Scan the entries below and extract each line with the word "Directions" in it.
=== Exercise inputs ===
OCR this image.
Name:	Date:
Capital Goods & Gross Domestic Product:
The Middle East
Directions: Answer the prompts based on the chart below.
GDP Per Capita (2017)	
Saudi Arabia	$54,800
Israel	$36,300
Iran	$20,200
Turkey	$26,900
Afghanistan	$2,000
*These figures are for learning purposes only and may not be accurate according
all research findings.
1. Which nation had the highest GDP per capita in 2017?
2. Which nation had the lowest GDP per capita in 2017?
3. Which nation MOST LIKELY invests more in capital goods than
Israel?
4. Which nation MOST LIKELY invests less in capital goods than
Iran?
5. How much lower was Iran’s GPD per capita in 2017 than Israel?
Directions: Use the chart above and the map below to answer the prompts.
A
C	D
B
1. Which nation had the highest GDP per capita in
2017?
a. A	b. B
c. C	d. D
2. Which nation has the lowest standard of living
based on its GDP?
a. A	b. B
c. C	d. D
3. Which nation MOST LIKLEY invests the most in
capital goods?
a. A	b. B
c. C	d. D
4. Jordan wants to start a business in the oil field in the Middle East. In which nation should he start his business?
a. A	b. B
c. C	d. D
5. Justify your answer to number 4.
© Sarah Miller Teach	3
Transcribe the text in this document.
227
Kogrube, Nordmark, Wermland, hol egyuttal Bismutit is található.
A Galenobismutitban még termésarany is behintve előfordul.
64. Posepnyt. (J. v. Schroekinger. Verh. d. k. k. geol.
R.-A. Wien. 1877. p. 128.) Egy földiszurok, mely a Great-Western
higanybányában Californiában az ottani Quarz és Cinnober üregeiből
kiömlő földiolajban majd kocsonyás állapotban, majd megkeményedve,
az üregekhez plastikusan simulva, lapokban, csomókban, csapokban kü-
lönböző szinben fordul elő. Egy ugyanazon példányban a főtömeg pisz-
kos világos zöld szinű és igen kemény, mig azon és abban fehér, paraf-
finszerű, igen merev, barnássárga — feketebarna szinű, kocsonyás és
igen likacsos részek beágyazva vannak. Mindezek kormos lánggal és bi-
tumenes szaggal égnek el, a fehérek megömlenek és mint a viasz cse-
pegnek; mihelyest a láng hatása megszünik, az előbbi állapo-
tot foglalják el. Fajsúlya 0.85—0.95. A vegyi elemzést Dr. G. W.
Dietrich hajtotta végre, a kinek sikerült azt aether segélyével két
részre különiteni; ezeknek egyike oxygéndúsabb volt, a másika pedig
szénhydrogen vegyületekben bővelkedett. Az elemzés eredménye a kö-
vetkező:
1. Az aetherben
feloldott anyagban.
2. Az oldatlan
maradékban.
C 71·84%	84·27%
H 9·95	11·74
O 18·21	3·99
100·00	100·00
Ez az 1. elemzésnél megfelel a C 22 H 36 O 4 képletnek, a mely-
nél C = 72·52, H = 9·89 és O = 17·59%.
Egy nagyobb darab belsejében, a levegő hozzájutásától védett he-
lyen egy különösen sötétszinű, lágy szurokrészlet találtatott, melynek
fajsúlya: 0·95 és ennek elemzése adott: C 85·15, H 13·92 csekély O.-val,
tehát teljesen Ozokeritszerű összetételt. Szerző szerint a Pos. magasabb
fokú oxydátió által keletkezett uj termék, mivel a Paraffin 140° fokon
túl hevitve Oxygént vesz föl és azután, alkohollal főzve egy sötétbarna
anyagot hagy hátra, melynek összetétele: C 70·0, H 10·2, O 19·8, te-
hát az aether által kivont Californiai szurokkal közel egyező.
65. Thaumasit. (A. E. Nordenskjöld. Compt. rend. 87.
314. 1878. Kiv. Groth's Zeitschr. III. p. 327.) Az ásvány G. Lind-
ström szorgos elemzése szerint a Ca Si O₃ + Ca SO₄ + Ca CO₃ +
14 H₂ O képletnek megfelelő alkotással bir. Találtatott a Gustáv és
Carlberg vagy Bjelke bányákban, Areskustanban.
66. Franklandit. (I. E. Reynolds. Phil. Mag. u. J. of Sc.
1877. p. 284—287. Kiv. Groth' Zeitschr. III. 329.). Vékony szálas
===
Result:
Directions: Answer the prompts based on the chart below.
Directions: Use the chart above and the map below to answer the prompts.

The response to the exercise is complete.